ページ抜粋:
【登録 2003/02/16】  


ああ……悲劇の通化暴動事件!

六十一、戦闘終わりを告げぬ


 わずかに奇襲に成功したところもあった。赤川大尉、増田巡査達が襲った市政府公安局と、柴田大尉の赤十字病院の二ヶ所であった。ここは四時半から七時半まで、少なくとも三時間は、反乱軍の手で占領された。
 柴田大尉は後事を部下に託して変電所を襲撃して、電燈点滅とスイッチを切ることに成功した。そのとき、病院の方向で轟然と炸裂する手榴弾の音を聞いた。
「やったな!」と大尉は叫んだ。斉藤曹長指揮の襲撃隊が警備隊宿舎へ手榴弾を投げ込んだのに違いない。柴田大尉達は一目散に応援のため病院へ向かって走り出した。
 病院で斉藤曹長指揮の襲撃隊が行動を起こしたのは三時五十分だった。立哨中の歩哨に気づかれないように十名ぐらいずつが固まって外へ出ると、寝静まっている警備隊宿舎をぐるりと半円形に取り囲んだ。皆んな手に手にスコップを握り締めている。緊張した若い兵隊がガクガクと音を立てて歯を噛み鳴らしている。

保存済みエントリ:
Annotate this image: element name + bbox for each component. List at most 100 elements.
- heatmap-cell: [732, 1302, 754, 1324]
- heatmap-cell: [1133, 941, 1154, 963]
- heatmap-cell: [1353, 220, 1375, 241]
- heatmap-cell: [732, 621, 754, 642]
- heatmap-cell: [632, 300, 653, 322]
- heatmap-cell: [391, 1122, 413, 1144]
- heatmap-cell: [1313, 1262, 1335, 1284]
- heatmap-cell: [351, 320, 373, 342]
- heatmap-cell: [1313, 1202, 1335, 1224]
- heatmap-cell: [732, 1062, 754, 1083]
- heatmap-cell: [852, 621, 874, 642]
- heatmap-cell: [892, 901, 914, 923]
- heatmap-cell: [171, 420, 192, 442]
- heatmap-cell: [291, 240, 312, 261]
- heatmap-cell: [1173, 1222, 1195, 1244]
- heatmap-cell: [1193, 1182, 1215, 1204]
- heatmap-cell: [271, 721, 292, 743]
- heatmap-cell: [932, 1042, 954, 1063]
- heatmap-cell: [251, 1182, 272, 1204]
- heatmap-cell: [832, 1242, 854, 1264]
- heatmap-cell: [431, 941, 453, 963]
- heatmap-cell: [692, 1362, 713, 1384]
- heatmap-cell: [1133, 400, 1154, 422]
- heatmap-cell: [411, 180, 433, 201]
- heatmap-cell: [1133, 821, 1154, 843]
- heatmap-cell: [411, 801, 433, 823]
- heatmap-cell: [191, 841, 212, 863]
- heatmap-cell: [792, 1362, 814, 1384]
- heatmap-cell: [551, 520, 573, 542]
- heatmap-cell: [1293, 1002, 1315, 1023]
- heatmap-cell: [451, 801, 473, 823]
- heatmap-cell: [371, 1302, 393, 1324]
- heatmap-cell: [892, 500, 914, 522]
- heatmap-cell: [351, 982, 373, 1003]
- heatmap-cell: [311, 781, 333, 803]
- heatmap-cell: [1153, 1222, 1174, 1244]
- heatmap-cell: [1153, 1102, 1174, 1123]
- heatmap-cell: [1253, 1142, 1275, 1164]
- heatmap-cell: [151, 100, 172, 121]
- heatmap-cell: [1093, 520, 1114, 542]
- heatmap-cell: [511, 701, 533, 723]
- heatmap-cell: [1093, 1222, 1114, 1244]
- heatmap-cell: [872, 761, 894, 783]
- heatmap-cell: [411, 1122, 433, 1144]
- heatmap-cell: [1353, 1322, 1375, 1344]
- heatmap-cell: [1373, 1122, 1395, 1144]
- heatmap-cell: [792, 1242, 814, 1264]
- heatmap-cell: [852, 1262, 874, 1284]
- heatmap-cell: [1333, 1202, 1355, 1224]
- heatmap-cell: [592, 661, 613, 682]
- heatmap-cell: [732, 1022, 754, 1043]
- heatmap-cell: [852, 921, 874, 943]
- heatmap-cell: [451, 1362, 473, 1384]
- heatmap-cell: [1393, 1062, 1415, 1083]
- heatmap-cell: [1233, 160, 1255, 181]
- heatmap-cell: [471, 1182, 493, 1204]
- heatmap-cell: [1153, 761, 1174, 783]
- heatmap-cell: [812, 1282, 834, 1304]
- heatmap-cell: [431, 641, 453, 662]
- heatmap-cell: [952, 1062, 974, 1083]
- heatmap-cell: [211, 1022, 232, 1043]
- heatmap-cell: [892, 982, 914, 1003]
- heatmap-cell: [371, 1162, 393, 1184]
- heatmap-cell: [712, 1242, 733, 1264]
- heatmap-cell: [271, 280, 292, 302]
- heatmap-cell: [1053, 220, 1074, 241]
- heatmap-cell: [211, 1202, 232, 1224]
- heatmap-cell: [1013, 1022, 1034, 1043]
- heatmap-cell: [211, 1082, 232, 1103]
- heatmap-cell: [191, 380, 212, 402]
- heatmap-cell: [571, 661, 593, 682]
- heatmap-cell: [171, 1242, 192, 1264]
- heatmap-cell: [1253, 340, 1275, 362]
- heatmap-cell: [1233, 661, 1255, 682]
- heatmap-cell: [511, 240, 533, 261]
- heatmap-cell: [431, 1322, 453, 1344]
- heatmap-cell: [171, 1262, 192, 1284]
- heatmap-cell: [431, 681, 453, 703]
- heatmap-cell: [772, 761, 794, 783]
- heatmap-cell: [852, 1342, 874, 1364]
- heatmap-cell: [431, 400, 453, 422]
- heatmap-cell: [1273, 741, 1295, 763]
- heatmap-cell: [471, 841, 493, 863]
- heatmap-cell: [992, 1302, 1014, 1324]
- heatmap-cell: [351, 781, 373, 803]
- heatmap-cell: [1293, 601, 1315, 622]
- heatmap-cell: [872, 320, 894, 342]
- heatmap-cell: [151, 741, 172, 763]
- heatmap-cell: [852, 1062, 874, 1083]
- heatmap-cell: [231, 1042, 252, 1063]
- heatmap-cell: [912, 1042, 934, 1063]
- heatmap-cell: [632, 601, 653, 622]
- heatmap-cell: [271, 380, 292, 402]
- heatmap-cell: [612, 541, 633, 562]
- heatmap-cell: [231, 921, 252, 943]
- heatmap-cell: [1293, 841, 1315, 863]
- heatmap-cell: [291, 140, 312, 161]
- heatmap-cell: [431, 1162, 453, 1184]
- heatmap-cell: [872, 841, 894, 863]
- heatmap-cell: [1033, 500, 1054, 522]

取り組む課題:
• a. 通化暴動事件の文章について、次の問いにそれぞれ答えてください。
(i) 反乱軍が少なくとも三時間占領した二ヶ所はどこか。
(ii) 柴田大尉は変電所を襲撃して何に成功したか。
(iii) 病院で斉藤曹長指揮の襲撃隊が行動を起こしたのは何時か。
• b. 通化暴動事件の文章の最後の一文に続けて、その先を書き進めてください。
エントリはここでは使いません。

解答欄:
• a.
(i) 市政府公安局と赤十字病院
(ii) 電燈点滅とスイッチを切ること
(iii) 三時五十分

• b.
 前田伊助職員が率いる十名は、衛兵所の方へそろそろと忍び寄った。最初に行動を起こしたのはこの組であった。五人の歩哨にものも言わずに、二人で一組になって飛びかかっていった。
「ウワッ!」という悲鳴が上がった。
 電燈が点滅したのはその瞬間であった。最初の点滅で宇佐見職員が扉に手をかけて思いきり引いた。
「起きろ!」と叫ぶのを合図に斉藤曹長の手を離れた手榴弾が部屋の真ん中へ唸りを上げて飛んでいった。轟然と手榴弾が炸裂した。
 硝煙の中へスコップを振るって斉藤曹長が真っ先に飛び込んだ。激しい乱闘が各所で起こった。
 約三十分後、東北人民自衛軍第一病院は完全に元野戦病院の反乱軍によって占領されたのであった。早速、柴田大尉が点呼を取った。欠けた者は一人もいなかった。
 そのころになると、遠く、近く、市街の方から聞こえていた喚声や銃声も、次第に遠のいて、ときどき思い出したように一発、二発、風に流れて銃声が弱く聞こえてくるだけだった。
 成功したのだろうか? 皆んなの顔に不安の影が流れていた。敵から奪い取った小銃を加えて三十挺と拳銃一挺が現有の武器であった。早速占領した病院の警備配置についていた。
 やがて白々と夜が明けてきた。突如病舎南側のガラス窓に、「ダダッ、ダダン、ダン、ダン!」と機関銃の一斉射撃の音がして、その窓が「ガァン、ガガァン!」と凄じい音を立てて吹き飛んだ。小山寿一職員が、「ワッ!」と叫んで、もんどりうって突っ伏した。その横へ樋川一光職員ももんどりうって倒れていった。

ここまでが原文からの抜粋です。